►

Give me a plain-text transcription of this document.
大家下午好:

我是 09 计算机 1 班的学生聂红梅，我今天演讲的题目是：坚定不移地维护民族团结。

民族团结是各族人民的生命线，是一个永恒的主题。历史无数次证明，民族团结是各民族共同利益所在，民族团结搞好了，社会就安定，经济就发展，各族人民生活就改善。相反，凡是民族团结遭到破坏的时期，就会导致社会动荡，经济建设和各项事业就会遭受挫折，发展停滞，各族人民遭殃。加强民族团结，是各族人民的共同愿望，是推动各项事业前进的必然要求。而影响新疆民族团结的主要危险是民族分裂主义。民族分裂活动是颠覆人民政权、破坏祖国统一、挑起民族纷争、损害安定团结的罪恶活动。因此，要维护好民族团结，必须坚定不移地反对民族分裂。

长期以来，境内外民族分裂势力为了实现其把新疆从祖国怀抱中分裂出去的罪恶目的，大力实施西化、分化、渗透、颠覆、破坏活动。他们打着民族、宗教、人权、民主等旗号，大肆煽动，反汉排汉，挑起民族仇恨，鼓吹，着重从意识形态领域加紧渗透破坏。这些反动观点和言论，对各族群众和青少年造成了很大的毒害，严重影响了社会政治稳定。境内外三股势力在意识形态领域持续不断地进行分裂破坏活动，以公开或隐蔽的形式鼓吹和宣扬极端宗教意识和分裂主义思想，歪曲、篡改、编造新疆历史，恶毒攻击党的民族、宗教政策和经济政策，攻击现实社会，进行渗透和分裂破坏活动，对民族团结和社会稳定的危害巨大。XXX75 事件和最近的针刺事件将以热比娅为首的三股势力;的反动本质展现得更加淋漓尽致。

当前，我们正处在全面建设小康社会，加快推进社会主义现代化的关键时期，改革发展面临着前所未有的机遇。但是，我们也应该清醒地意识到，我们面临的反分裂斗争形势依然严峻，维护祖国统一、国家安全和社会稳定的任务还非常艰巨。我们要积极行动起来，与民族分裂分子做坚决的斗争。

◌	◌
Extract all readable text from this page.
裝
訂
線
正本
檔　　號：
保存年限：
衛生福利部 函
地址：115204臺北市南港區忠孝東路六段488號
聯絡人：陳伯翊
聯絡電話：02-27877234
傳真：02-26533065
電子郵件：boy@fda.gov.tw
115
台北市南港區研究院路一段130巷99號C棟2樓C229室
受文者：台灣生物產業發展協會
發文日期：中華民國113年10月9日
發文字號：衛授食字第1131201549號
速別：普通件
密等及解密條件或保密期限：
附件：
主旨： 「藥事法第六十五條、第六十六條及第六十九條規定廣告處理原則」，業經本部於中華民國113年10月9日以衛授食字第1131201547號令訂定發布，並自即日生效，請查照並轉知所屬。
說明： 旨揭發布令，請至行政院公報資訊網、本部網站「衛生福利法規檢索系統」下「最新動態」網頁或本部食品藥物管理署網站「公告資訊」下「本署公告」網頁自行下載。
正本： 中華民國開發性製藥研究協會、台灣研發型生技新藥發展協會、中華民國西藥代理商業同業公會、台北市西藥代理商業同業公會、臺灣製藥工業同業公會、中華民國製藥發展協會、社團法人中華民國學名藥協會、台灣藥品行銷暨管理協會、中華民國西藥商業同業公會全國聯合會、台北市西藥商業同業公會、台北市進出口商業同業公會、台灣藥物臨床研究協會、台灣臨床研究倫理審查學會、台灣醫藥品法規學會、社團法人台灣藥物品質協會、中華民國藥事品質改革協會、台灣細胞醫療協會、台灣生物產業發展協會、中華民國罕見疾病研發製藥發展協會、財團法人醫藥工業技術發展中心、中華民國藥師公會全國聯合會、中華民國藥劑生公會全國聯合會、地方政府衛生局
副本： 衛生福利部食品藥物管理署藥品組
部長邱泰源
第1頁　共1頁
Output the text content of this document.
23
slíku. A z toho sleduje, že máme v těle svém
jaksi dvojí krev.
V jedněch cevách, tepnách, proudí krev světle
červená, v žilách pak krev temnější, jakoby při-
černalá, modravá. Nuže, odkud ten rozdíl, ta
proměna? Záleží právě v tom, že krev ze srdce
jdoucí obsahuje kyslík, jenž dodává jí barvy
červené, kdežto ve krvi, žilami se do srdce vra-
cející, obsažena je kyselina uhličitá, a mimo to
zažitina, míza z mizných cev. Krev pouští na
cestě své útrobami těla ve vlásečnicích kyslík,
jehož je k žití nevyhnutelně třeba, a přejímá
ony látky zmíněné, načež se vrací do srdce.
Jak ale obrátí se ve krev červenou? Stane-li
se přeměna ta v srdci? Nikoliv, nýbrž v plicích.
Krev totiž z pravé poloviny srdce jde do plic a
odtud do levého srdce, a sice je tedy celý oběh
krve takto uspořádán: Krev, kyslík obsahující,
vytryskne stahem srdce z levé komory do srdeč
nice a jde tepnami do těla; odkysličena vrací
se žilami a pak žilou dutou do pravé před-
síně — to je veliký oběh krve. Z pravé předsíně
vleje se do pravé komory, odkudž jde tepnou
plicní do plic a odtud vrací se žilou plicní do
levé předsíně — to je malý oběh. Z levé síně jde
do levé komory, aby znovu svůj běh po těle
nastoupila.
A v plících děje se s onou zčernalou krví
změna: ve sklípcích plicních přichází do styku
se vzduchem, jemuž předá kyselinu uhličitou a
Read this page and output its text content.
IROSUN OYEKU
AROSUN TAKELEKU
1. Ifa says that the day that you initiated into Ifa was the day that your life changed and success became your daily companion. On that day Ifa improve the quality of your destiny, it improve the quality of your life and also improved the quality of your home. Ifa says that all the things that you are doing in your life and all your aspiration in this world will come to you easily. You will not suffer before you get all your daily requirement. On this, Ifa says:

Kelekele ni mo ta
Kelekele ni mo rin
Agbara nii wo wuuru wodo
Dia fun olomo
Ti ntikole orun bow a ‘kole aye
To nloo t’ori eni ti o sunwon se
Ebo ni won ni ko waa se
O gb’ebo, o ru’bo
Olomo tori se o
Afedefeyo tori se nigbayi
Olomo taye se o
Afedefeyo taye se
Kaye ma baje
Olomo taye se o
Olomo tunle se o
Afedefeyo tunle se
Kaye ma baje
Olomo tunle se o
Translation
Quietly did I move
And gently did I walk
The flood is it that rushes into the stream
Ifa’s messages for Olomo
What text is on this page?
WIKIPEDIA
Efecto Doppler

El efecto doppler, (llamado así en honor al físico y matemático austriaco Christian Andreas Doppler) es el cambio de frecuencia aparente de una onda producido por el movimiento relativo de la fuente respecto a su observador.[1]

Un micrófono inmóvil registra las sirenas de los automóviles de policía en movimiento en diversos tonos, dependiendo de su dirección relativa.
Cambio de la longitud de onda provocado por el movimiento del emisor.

◄

• REQUIRED TASK
Type out the whole listing above again, exactly as it stands.

• OUTPUT FOR THIS EXERCISE
Give me a plain-text transcription of this document.
大家下午好:

我是 09 计算机 1 班的学生聂红梅，我今天演讲的题目是：坚定不移地维护民族团结。

民族团结是各族人民的生命线，是一个永恒的主题。历史无数次证明，民族团结是各民族共同利益所在，民族团结搞好了，社会就安定，经济就发展，各族人民生活就改善。相反，凡是民族团结遭到破坏的时期，就会导致社会动荡，经济建设和各项事业就会遭受挫折，发展停滞，各族人民遭殃。加强民族团结，是各族人民的共同愿望，是推动各项事业前进的必然要求。而影响新疆民族团结的主要危险是民族分裂主义。民族分裂活动是颠覆人民政权、破坏祖国统一、挑起民族纷争、损害安定团结的罪恶活动。因此，要维护好民族团结，必须坚定不移地反对民族分裂。

长期以来，境内外民族分裂势力为了实现其把新疆从祖国怀抱中分裂出去的罪恶目的，大力实施西化、分化、渗透、颠覆、破坏活动。他们打着民族、宗教、人权、民主等旗号，大肆煽动，反汉排汉，挑起民族仇恨，鼓吹，着重从意识形态领域加紧渗透破坏。这些反动观点和言论，对各族群众和青少年造成了很大的毒害，严重影响了社会政治稳定。境内外三股势力在意识形态领域持续不断地进行分裂破坏活动，以公开或隐蔽的形式鼓吹和宣扬极端宗教意识和分裂主义思想，歪曲、篡改、编造新疆历史，恶毒攻击党的民族、宗教政策和经济政策，攻击现实社会，进行渗透和分裂破坏活动，对民族团结和社会稳定的危害巨大。XXX75 事件和最近的针刺事件将以热比娅为首的三股势力;的反动本质展现得更加淋漓尽致。

当前，我们正处在全面建设小康社会，加快推进社会主义现代化的关键时期，改革发展面临着前所未有的机遇。但是，我们也应该清醒地意识到，我们面临的反分裂斗争形势依然严峻，维护祖国统一、国家安全和社会稳定的任务还非常艰巨。我们要积极行动起来，与民族分裂分子做坚决的斗争。

◌	◌
Extract all readable text from this page.
裝
訂
線
正本
檔　　號：
保存年限：
衛生福利部 函
地址：115204臺北市南港區忠孝東路六段488號
聯絡人：陳伯翊
聯絡電話：02-27877234
傳真：02-26533065
電子郵件：boy@fda.gov.tw
115
台北市南港區研究院路一段130巷99號C棟2樓C229室
受文者：台灣生物產業發展協會
發文日期：中華民國113年10月9日
發文字號：衛授食字第1131201549號
速別：普通件
密等及解密條件或保密期限：
附件：
主旨： 「藥事法第六十五條、第六十六條及第六十九條規定廣告處理原則」，業經本部於中華民國113年10月9日以衛授食字第1131201547號令訂定發布，並自即日生效，請查照並轉知所屬。
說明： 旨揭發布令，請至行政院公報資訊網、本部網站「衛生福利法規檢索系統」下「最新動態」網頁或本部食品藥物管理署網站「公告資訊」下「本署公告」網頁自行下載。
正本： 中華民國開發性製藥研究協會、台灣研發型生技新藥發展協會、中華民國西藥代理商業同業公會、台北市西藥代理商業同業公會、臺灣製藥工業同業公會、中華民國製藥發展協會、社團法人中華民國學名藥協會、台灣藥品行銷暨管理協會、中華民國西藥商業同業公會全國聯合會、台北市西藥商業同業公會、台北市進出口商業同業公會、台灣藥物臨床研究協會、台灣臨床研究倫理審查學會、台灣醫藥品法規學會、社團法人台灣藥物品質協會、中華民國藥事品質改革協會、台灣細胞醫療協會、台灣生物產業發展協會、中華民國罕見疾病研發製藥發展協會、財團法人醫藥工業技術發展中心、中華民國藥師公會全國聯合會、中華民國藥劑生公會全國聯合會、地方政府衛生局
副本： 衛生福利部食品藥物管理署藥品組
部長邱泰源
第1頁　共1頁
Output the text content of this document.
23
slíku. A z toho sleduje, že máme v těle svém
jaksi dvojí krev.
V jedněch cevách, tepnách, proudí krev světle
červená, v žilách pak krev temnější, jakoby při-
černalá, modravá. Nuže, odkud ten rozdíl, ta
proměna? Záleží právě v tom, že krev ze srdce
jdoucí obsahuje kyslík, jenž dodává jí barvy
červené, kdežto ve krvi, žilami se do srdce vra-
cející, obsažena je kyselina uhličitá, a mimo to
zažitina, míza z mizných cev. Krev pouští na
cestě své útrobami těla ve vlásečnicích kyslík,
jehož je k žití nevyhnutelně třeba, a přejímá
ony látky zmíněné, načež se vrací do srdce.
Jak ale obrátí se ve krev červenou? Stane-li
se přeměna ta v srdci? Nikoliv, nýbrž v plicích.
Krev totiž z pravé poloviny srdce jde do plic a
odtud do levého srdce, a sice je tedy celý oběh
krve takto uspořádán: Krev, kyslík obsahující,
vytryskne stahem srdce z levé komory do srdeč
nice a jde tepnami do těla; odkysličena vrací
se žilami a pak žilou dutou do pravé před-
síně — to je veliký oběh krve. Z pravé předsíně
vleje se do pravé komory, odkudž jde tepnou
plicní do plic a odtud vrací se žilou plicní do
levé předsíně — to je malý oběh. Z levé síně jde
do levé komory, aby znovu svůj běh po těle
nastoupila.
A v plících děje se s onou zčernalou krví
změna: ve sklípcích plicních přichází do styku
se vzduchem, jemuž předá kyselinu uhličitou a
Read this page and output its text content.
IROSUN OYEKU
AROSUN TAKELEKU
1. Ifa says that the day that you initiated into Ifa was the day that your life changed and success became your daily companion. On that day Ifa improve the quality of your destiny, it improve the quality of your life and also improved the quality of your home. Ifa says that all the things that you are doing in your life and all your aspiration in this world will come to you easily. You will not suffer before you get all your daily requirement. On this, Ifa says:

Kelekele ni mo ta
Kelekele ni mo rin
Agbara nii wo wuuru wodo
Dia fun olomo
Ti ntikole orun bow a ‘kole aye
To nloo t’ori eni ti o sunwon se
Ebo ni won ni ko waa se
O gb’ebo, o ru’bo
Olomo tori se o
Afedefeyo tori se nigbayi
Olomo taye se o
Afedefeyo taye se
Kaye ma baje
Olomo taye se o
Olomo tunle se o
Afedefeyo tunle se
Kaye ma baje
Olomo tunle se o
Translation
Quietly did I move
And gently did I walk
The flood is it that rushes into the stream
Ifa’s messages for Olomo
What text is on this page?
WIKIPEDIA
Efecto Doppler

El efecto doppler, (llamado así en honor al físico y matemático austriaco Christian Andreas Doppler) es el cambio de frecuencia aparente de una onda producido por el movimiento relativo de la fuente respecto a su observador.[1]

Un micrófono inmóvil registra las sirenas de los automóviles de policía en movimiento en diversos tonos, dependiendo de su dirección relativa.
Cambio de la longitud de onda provocado por el movimiento del emisor.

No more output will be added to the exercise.